→ **What needs to be done**
Find every line below that contains the word "BaSO" and copy it out.

[Dataset entries on figures]
--------
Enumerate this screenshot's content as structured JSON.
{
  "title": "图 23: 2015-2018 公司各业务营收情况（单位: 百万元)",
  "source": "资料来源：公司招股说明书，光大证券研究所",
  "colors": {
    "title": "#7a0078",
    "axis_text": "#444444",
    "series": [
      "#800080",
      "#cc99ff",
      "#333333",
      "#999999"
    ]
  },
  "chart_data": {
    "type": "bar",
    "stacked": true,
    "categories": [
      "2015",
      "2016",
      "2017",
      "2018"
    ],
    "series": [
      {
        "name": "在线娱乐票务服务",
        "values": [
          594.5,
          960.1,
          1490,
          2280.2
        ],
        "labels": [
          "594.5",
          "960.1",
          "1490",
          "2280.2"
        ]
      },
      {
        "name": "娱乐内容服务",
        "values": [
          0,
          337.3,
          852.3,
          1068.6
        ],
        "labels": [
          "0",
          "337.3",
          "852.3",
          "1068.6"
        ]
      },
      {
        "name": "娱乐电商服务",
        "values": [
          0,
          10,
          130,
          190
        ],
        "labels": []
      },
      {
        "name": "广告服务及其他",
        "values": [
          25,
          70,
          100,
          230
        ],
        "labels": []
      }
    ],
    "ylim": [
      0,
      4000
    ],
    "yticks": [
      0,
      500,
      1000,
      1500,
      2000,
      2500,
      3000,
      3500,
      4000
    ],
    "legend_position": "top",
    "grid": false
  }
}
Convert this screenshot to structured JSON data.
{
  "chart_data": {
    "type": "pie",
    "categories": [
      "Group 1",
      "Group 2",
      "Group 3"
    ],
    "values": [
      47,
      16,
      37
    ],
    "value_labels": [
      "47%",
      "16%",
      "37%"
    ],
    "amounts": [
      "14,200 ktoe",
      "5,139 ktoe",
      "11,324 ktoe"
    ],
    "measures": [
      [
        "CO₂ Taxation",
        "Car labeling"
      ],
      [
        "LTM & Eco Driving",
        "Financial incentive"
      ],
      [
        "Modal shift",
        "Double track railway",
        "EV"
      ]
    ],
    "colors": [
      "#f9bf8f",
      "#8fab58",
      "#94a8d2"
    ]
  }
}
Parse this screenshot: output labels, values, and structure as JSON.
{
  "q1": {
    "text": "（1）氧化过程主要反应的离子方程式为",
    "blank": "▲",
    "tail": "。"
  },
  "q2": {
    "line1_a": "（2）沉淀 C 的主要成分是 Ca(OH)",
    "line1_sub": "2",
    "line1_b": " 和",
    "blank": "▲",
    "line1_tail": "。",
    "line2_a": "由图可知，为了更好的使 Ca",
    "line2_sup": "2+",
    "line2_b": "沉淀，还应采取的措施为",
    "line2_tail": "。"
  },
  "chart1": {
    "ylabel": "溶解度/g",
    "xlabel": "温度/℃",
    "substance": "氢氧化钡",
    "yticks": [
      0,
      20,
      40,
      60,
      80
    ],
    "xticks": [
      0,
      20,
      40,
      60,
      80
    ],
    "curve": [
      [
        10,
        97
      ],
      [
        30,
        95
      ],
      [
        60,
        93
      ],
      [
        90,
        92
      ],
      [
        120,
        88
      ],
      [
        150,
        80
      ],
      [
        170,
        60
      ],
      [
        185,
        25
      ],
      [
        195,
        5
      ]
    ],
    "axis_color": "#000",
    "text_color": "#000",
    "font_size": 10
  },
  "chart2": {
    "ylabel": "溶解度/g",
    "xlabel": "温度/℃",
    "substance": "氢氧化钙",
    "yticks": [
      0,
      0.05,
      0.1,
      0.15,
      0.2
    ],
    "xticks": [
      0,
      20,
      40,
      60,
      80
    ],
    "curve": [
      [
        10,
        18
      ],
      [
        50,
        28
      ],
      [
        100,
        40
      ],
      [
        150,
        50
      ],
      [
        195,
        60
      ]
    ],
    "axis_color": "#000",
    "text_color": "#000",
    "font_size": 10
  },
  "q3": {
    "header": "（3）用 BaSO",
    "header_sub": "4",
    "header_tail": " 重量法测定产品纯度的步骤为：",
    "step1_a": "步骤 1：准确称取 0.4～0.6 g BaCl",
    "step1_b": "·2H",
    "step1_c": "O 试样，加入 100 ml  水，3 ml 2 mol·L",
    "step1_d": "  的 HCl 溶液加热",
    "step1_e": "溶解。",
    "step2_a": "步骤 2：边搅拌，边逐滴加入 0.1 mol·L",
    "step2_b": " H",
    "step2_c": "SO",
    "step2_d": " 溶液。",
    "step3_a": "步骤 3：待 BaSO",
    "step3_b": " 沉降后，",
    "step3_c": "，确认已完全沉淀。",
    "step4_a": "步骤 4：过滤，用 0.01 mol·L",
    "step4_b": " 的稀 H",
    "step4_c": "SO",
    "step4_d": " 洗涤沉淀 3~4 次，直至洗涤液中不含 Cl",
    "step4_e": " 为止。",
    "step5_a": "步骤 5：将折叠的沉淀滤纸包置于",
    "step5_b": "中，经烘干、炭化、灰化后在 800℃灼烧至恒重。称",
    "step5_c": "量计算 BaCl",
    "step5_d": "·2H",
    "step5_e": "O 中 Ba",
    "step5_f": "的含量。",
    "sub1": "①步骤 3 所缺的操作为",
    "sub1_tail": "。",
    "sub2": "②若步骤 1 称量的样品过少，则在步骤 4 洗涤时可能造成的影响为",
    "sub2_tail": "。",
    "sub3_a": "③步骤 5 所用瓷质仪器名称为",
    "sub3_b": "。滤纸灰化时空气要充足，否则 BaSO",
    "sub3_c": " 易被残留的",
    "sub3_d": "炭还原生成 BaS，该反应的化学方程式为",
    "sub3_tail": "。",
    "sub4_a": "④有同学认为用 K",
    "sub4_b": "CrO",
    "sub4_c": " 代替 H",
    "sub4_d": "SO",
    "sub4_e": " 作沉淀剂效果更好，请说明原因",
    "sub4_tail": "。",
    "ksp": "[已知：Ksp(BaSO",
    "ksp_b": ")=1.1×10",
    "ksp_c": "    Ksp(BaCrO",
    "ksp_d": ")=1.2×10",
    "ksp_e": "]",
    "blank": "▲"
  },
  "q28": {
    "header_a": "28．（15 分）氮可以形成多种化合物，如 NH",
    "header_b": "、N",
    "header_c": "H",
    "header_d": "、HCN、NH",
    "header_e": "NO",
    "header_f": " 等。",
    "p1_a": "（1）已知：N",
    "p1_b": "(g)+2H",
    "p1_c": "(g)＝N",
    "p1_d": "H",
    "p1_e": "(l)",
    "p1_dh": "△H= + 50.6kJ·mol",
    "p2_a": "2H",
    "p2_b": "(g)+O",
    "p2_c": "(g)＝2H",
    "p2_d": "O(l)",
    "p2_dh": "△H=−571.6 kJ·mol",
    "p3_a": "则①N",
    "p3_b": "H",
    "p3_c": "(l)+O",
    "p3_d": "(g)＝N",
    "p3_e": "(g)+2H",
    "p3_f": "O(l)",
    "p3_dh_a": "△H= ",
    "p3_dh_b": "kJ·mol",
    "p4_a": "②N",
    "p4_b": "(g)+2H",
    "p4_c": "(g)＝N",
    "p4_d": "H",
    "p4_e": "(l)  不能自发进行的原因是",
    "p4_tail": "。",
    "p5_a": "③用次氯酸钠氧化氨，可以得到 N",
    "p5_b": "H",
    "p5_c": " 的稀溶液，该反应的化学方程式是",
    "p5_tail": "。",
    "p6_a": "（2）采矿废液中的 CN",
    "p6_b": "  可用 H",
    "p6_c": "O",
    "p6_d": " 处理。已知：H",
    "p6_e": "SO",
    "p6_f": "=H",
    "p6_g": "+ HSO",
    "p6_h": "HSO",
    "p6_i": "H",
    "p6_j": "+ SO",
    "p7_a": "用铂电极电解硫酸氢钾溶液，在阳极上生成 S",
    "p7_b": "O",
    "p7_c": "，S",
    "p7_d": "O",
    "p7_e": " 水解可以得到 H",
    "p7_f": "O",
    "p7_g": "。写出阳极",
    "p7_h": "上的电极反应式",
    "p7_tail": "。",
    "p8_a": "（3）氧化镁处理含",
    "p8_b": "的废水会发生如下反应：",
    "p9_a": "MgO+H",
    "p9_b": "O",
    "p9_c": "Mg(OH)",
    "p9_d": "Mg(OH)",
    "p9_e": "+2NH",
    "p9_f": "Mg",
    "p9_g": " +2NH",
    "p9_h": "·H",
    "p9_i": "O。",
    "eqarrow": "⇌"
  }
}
--------
→ **Exercise result**
    "header": "（3）用 BaSO",
    "step3_a": "步骤 3：待 BaSO",
    "sub3_b": "。滤纸灰化时空气要充足，否则 BaSO",
    "ksp": "[已知：Ksp(BaSO",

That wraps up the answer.